Data lines |
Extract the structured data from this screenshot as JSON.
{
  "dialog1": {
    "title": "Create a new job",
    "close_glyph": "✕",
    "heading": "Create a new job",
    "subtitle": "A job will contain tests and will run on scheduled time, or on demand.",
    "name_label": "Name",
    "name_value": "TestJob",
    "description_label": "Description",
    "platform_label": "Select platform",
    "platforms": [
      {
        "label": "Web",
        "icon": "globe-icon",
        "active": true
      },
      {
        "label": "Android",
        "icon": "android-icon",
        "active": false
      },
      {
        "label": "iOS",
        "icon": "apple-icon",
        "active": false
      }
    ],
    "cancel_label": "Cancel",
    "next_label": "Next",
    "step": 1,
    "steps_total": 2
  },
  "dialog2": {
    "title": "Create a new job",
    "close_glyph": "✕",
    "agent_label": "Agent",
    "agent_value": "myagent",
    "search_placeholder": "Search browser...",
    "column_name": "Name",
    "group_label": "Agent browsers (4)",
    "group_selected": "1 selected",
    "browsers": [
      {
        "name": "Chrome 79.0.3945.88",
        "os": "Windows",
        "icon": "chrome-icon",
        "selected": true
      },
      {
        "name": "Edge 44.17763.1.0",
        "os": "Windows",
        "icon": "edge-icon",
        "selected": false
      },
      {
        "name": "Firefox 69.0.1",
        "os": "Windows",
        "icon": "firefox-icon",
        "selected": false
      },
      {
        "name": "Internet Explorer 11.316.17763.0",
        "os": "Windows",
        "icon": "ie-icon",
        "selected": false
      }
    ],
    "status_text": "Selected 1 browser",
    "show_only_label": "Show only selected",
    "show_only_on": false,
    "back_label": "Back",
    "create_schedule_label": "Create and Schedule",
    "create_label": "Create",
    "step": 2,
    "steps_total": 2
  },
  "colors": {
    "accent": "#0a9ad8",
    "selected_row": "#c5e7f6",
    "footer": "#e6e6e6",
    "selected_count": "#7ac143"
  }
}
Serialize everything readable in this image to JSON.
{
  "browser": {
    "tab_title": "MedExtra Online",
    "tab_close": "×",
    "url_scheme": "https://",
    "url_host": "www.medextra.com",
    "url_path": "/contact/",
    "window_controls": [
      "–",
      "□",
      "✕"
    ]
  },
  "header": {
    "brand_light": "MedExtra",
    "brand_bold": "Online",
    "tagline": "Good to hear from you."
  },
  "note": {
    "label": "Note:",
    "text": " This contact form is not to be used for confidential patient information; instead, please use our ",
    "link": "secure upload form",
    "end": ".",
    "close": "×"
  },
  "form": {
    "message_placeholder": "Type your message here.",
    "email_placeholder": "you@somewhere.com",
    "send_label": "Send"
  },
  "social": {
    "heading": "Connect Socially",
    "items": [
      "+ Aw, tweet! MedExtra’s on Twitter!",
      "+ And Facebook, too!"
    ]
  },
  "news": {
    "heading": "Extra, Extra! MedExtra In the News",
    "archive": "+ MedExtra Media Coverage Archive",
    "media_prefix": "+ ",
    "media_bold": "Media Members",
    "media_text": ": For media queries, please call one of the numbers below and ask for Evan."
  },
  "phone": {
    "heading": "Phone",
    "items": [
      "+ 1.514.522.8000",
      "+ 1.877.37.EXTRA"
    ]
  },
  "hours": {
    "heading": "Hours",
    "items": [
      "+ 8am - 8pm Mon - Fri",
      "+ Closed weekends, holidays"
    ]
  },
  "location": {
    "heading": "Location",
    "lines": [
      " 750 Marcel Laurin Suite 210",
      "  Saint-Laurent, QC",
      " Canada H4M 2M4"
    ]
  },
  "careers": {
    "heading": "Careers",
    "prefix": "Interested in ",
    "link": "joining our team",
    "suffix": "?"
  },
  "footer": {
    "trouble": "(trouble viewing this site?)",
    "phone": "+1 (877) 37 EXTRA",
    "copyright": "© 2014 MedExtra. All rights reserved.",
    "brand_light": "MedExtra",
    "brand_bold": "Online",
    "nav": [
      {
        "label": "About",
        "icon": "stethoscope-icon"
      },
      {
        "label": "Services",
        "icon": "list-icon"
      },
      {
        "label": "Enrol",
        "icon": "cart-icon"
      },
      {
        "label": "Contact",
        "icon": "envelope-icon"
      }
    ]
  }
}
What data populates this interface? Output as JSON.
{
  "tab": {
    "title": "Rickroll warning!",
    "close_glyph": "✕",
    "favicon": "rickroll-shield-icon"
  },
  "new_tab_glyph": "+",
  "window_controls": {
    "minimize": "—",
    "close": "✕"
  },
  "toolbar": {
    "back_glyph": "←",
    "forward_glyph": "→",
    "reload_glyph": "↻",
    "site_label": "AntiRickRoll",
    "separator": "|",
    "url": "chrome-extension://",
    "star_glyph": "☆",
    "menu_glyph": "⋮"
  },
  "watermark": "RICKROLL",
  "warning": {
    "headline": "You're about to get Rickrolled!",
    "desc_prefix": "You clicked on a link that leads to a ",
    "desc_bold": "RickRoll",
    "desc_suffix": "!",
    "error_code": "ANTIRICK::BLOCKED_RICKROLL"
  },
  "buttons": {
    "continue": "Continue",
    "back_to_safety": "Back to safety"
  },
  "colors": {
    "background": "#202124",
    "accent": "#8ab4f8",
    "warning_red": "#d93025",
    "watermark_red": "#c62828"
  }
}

Work required | Give the complete listing a second time, exactly as it reads.

Response to the exercise |
Extract the structured data from this screenshot as JSON.
{
  "dialog1": {
    "title": "Create a new job",
    "close_glyph": "✕",
    "heading": "Create a new job",
    "subtitle": "A job will contain tests and will run on scheduled time, or on demand.",
    "name_label": "Name",
    "name_value": "TestJob",
    "description_label": "Description",
    "platform_label": "Select platform",
    "platforms": [
      {
        "label": "Web",
        "icon": "globe-icon",
        "active": true
      },
      {
        "label": "Android",
        "icon": "android-icon",
        "active": false
      },
      {
        "label": "iOS",
        "icon": "apple-icon",
        "active": false
      }
    ],
    "cancel_label": "Cancel",
    "next_label": "Next",
    "step": 1,
    "steps_total": 2
  },
  "dialog2": {
    "title": "Create a new job",
    "close_glyph": "✕",
    "agent_label": "Agent",
    "agent_value": "myagent",
    "search_placeholder": "Search browser...",
    "column_name": "Name",
    "group_label": "Agent browsers (4)",
    "group_selected": "1 selected",
    "browsers": [
      {
        "name": "Chrome 79.0.3945.88",
        "os": "Windows",
        "icon": "chrome-icon",
        "selected": true
      },
      {
        "name": "Edge 44.17763.1.0",
        "os": "Windows",
        "icon": "edge-icon",
        "selected": false
      },
      {
        "name": "Firefox 69.0.1",
        "os": "Windows",
        "icon": "firefox-icon",
        "selected": false
      },
      {
        "name": "Internet Explorer 11.316.17763.0",
        "os": "Windows",
        "icon": "ie-icon",
        "selected": false
      }
    ],
    "status_text": "Selected 1 browser",
    "show_only_label": "Show only selected",
    "show_only_on": false,
    "back_label": "Back",
    "create_schedule_label": "Create and Schedule",
    "create_label": "Create",
    "step": 2,
    "steps_total": 2
  },
  "colors": {
    "accent": "#0a9ad8",
    "selected_row": "#c5e7f6",
    "footer": "#e6e6e6",
    "selected_count": "#7ac143"
  }
}
Serialize everything readable in this image to JSON.
{
  "browser": {
    "tab_title": "MedExtra Online",
    "tab_close": "×",
    "url_scheme": "https://",
    "url_host": "www.medextra.com",
    "url_path": "/contact/",
    "window_controls": [
      "–",
      "□",
      "✕"
    ]
  },
  "header": {
    "brand_light": "MedExtra",
    "brand_bold": "Online",
    "tagline": "Good to hear from you."
  },
  "note": {
    "label": "Note:",
    "text": " This contact form is not to be used for confidential patient information; instead, please use our ",
    "link": "secure upload form",
    "end": ".",
    "close": "×"
  },
  "form": {
    "message_placeholder": "Type your message here.",
    "email_placeholder": "you@somewhere.com",
    "send_label": "Send"
  },
  "social": {
    "heading": "Connect Socially",
    "items": [
      "+ Aw, tweet! MedExtra’s on Twitter!",
      "+ And Facebook, too!"
    ]
  },
  "news": {
    "heading": "Extra, Extra! MedExtra In the News",
    "archive": "+ MedExtra Media Coverage Archive",
    "media_prefix": "+ ",
    "media_bold": "Media Members",
    "media_text": ": For media queries, please call one of the numbers below and ask for Evan."
  },
  "phone": {
    "heading": "Phone",
    "items": [
      "+ 1.514.522.8000",
      "+ 1.877.37.EXTRA"
    ]
  },
  "hours": {
    "heading": "Hours",
    "items": [
      "+ 8am - 8pm Mon - Fri",
      "+ Closed weekends, holidays"
    ]
  },
  "location": {
    "heading": "Location",
    "lines": [
      " 750 Marcel Laurin Suite 210",
      "  Saint-Laurent, QC",
      " Canada H4M 2M4"
    ]
  },
  "careers": {
    "heading": "Careers",
    "prefix": "Interested in ",
    "link": "joining our team",
    "suffix": "?"
  },
  "footer": {
    "trouble": "(trouble viewing this site?)",
    "phone": "+1 (877) 37 EXTRA",
    "copyright": "© 2014 MedExtra. All rights reserved.",
    "brand_light": "MedExtra",
    "brand_bold": "Online",
    "nav": [
      {
        "label": "About",
        "icon": "stethoscope-icon"
      },
      {
        "label": "Services",
        "icon": "list-icon"
      },
      {
        "label": "Enrol",
        "icon": "cart-icon"
      },
      {
        "label": "Contact",
        "icon": "envelope-icon"
      }
    ]
  }
}
What data populates this interface? Output as JSON.
{
  "tab": {
    "title": "Rickroll warning!",
    "close_glyph": "✕",
    "favicon": "rickroll-shield-icon"
  },
  "new_tab_glyph": "+",
  "window_controls": {
    "minimize": "—",
    "close": "✕"
  },
  "toolbar": {
    "back_glyph": "←",
    "forward_glyph": "→",
    "reload_glyph": "↻",
    "site_label": "AntiRickRoll",
    "separator": "|",
    "url": "chrome-extension://",
    "star_glyph": "☆",
    "menu_glyph": "⋮"
  },
  "watermark": "RICKROLL",
  "warning": {
    "headline": "You're about to get Rickrolled!",
    "desc_prefix": "You clicked on a link that leads to a ",
    "desc_bold": "RickRoll",
    "desc_suffix": "!",
    "error_code": "ANTIRICK::BLOCKED_RICKROLL"
  },
  "buttons": {
    "continue": "Continue",
    "back_to_safety": "Back to safety"
  },
  "colors": {
    "background": "#202124",
    "accent": "#8ab4f8",
    "warning_red": "#d93025",
    "watermark_red": "#c62828"
  }
}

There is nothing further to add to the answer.